**Data excerpts**
-- BEGIN --

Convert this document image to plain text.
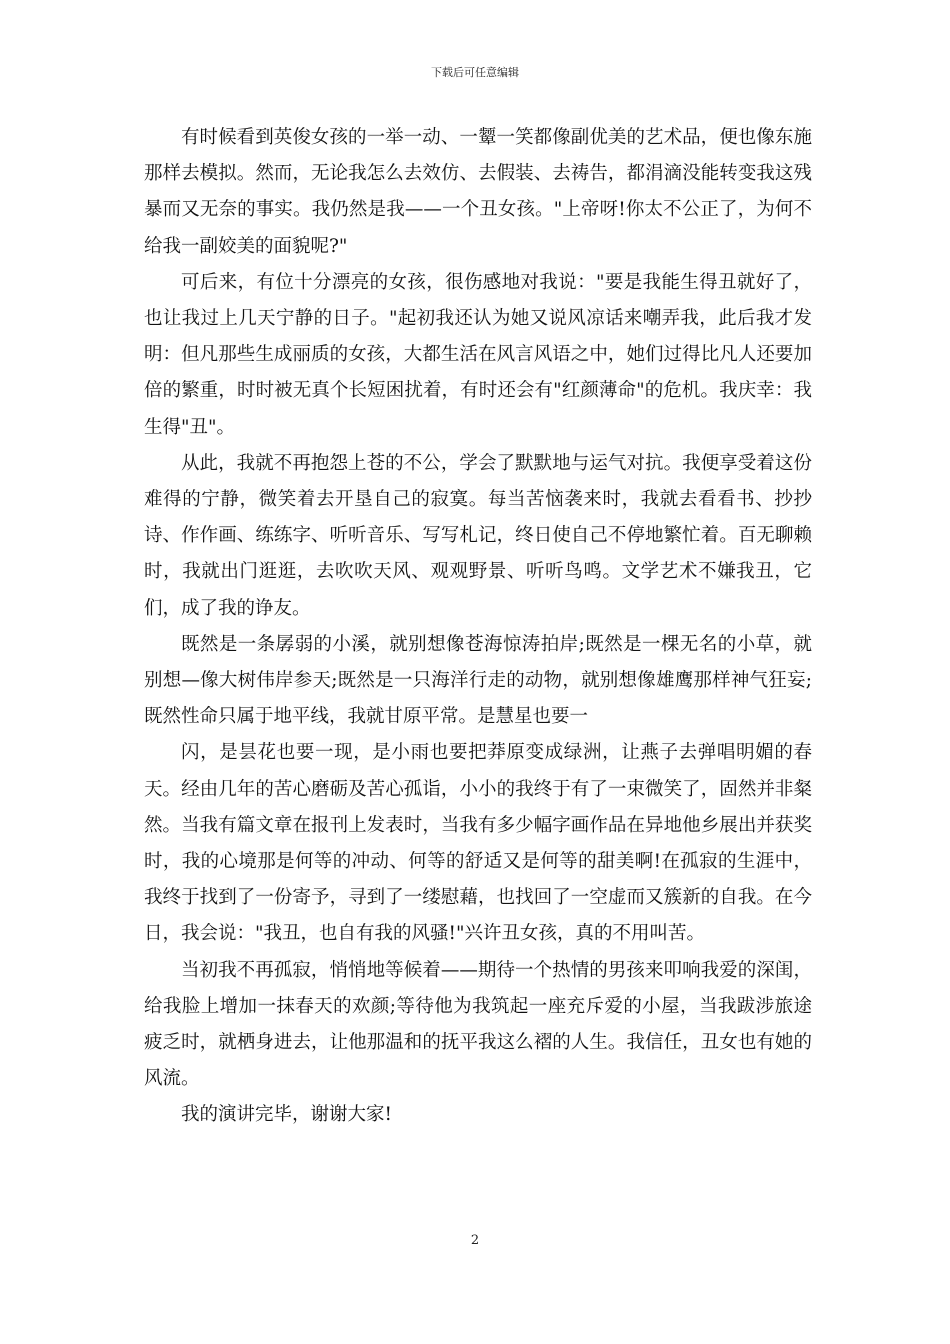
下载后可任意编辑

有时候看到英俊女孩的一举一动、一颦一笑都像副优美的艺术品，便也像东施那样去模拟。然而，无论我怎么去效仿、去假装、去祷告，都涓滴没能转变我这残暴而又无奈的事实。我仍然是我——一个丑女孩。"上帝呀!你太不公正了，为何不给我一副姣美的面貌呢?"

可后来，有位十分漂亮的女孩，很伤感地对我说："要是我能生得丑就好了，也让我过上几天宁静的日子。"起初我还认为她又说风凉话来嘲弄我，此后我才发明：但凡那些生成丽质的女孩，大都生活在风言风语之中，她们过得比凡人还要加倍的繁重，时时被无真个长短困扰着，有时还会有"红颜薄命"的危机。我庆幸：我生得"丑"。

从此，我就不再抱怨上苍的不公，学会了默默地与运气对抗。我便享受着这份难得的宁静，微笑着去开垦自己的寂寞。每当苦恼袭来时，我就去看看书、抄抄诗、作作画、练练字、听听音乐、写写札记，终日使自己不停地繁忙着。百无聊赖时，我就出门逛逛，去吹吹天风、观观野景、听听鸟鸣。文学艺术不嫌我丑，它们，成了我的诤友。

既然是一条孱弱的小溪，就别想像苍海惊涛拍岸;既然是一棵无名的小草，就别想—像大树伟岸参天;既然是一只海洋行走的动物，就别想像雄鹰那样神气狂妄;既然性命只属于地平线，我就甘原平常。是慧星也要一

闪，是昙花也要一现，是小雨也要把莽原变成绿洲，让燕子去弹唱明媚的春天。经由几年的苦心磨砺及苦心孤诣，小小的我终于有了一束微笑了，固然并非粲然。当我有篇文章在报刊上发表时，当我有多少幅字画作品在异地他乡展出并获奖时，我的心境那是何等的冲动、何等的舒适又是何等的甜美啊!在孤寂的生涯中，我终于找到了一份寄予，寻到了一缕慰藉，也找回了一空虚而又簇新的自我。在今日，我会说："我丑，也自有我的风骚!"兴许丑女孩，真的不用叫苦。

当初我不再孤寂，悄悄地等候着——期待一个热情的男孩来叩响我爱的深闺，给我脸上增加一抹春天的欢颜;等待他为我筑起一座充斥爱的小屋，当我跋涉旅途疲乏时，就栖身进去，让他那温和的抚平我这么褶的人生。我信任，丑女也有她的风流。

我的演讲完毕，谢谢大家!

2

-- END --

**Requirement**
The listing above needs to be output again exactly. Don't include the pictures.

**Answer to this task**
Convert this document image to plain text.
下载后可任意编辑

有时候看到英俊女孩的一举一动、一颦一笑都像副优美的艺术品，便也像东施那样去模拟。然而，无论我怎么去效仿、去假装、去祷告，都涓滴没能转变我这残暴而又无奈的事实。我仍然是我——一个丑女孩。"上帝呀!你太不公正了，为何不给我一副姣美的面貌呢?"

可后来，有位十分漂亮的女孩，很伤感地对我说："要是我能生得丑就好了，也让我过上几天宁静的日子。"起初我还认为她又说风凉话来嘲弄我，此后我才发明：但凡那些生成丽质的女孩，大都生活在风言风语之中，她们过得比凡人还要加倍的繁重，时时被无真个长短困扰着，有时还会有"红颜薄命"的危机。我庆幸：我生得"丑"。

从此，我就不再抱怨上苍的不公，学会了默默地与运气对抗。我便享受着这份难得的宁静，微笑着去开垦自己的寂寞。每当苦恼袭来时，我就去看看书、抄抄诗、作作画、练练字、听听音乐、写写札记，终日使自己不停地繁忙着。百无聊赖时，我就出门逛逛，去吹吹天风、观观野景、听听鸟鸣。文学艺术不嫌我丑，它们，成了我的诤友。

既然是一条孱弱的小溪，就别想像苍海惊涛拍岸;既然是一棵无名的小草，就别想—像大树伟岸参天;既然是一只海洋行走的动物，就别想像雄鹰那样神气狂妄;既然性命只属于地平线，我就甘原平常。是慧星也要一

闪，是昙花也要一现，是小雨也要把莽原变成绿洲，让燕子去弹唱明媚的春天。经由几年的苦心磨砺及苦心孤诣，小小的我终于有了一束微笑了，固然并非粲然。当我有篇文章在报刊上发表时，当我有多少幅字画作品在异地他乡展出并获奖时，我的心境那是何等的冲动、何等的舒适又是何等的甜美啊!在孤寂的生涯中，我终于找到了一份寄予，寻到了一缕慰藉，也找回了一空虚而又簇新的自我。在今日，我会说："我丑，也自有我的风骚!"兴许丑女孩，真的不用叫苦。

当初我不再孤寂，悄悄地等候着——期待一个热情的男孩来叩响我爱的深闺，给我脸上增加一抹春天的欢颜;等待他为我筑起一座充斥爱的小屋，当我跋涉旅途疲乏时，就栖身进去，让他那温和的抚平我这么褶的人生。我信任，丑女也有她的风流。

我的演讲完毕，谢谢大家!

2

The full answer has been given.